- **Short problem**
Transcribe the records below exactly as they appear.

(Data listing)
.....
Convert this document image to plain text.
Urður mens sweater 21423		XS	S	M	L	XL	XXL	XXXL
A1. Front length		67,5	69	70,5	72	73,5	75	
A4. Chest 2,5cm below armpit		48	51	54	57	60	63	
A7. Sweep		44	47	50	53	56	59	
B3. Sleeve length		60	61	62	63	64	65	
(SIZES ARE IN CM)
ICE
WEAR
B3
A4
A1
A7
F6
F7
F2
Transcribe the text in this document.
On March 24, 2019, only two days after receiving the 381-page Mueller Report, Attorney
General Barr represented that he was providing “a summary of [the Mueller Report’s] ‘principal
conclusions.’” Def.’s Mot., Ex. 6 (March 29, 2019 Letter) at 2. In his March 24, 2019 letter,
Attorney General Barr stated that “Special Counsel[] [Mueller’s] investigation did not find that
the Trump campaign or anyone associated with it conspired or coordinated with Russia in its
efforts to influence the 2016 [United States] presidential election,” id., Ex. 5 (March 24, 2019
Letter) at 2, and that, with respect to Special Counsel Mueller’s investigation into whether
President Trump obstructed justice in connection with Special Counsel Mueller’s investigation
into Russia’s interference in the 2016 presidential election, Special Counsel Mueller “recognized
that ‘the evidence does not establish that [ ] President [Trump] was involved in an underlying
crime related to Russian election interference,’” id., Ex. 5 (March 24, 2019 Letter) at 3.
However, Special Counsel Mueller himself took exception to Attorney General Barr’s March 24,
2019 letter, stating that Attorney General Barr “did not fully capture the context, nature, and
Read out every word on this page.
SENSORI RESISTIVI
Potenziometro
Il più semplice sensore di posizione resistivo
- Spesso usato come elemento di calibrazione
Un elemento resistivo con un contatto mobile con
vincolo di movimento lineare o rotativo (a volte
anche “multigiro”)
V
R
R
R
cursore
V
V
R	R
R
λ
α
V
.....
- **Full output**
Convert this document image to plain text.
Urður mens sweater 21423		XS	S	M	L	XL	XXL	XXXL
A1. Front length		67,5	69	70,5	72	73,5	75	
A4. Chest 2,5cm below armpit		48	51	54	57	60	63	
A7. Sweep		44	47	50	53	56	59	
B3. Sleeve length		60	61	62	63	64	65	
(SIZES ARE IN CM)
ICE
WEAR
B3
A4
A1
A7
F6
F7
F2
Transcribe the text in this document.
On March 24, 2019, only two days after receiving the 381-page Mueller Report, Attorney
General Barr represented that he was providing “a summary of [the Mueller Report’s] ‘principal
conclusions.’” Def.’s Mot., Ex. 6 (March 29, 2019 Letter) at 2. In his March 24, 2019 letter,
Attorney General Barr stated that “Special Counsel[] [Mueller’s] investigation did not find that
the Trump campaign or anyone associated with it conspired or coordinated with Russia in its
efforts to influence the 2016 [United States] presidential election,” id., Ex. 5 (March 24, 2019
Letter) at 2, and that, with respect to Special Counsel Mueller’s investigation into whether
President Trump obstructed justice in connection with Special Counsel Mueller’s investigation
into Russia’s interference in the 2016 presidential election, Special Counsel Mueller “recognized
that ‘the evidence does not establish that [ ] President [Trump] was involved in an underlying
crime related to Russian election interference,’” id., Ex. 5 (March 24, 2019 Letter) at 3.
However, Special Counsel Mueller himself took exception to Attorney General Barr’s March 24,
2019 letter, stating that Attorney General Barr “did not fully capture the context, nature, and
Read out every word on this page.
SENSORI RESISTIVI
Potenziometro
Il più semplice sensore di posizione resistivo
- Spesso usato come elemento di calibrazione
Un elemento resistivo con un contatto mobile con
vincolo di movimento lineare o rotativo (a volte
anche “multigiro”)
V
R
R
R
cursore
V
V
R	R
R
λ
α
V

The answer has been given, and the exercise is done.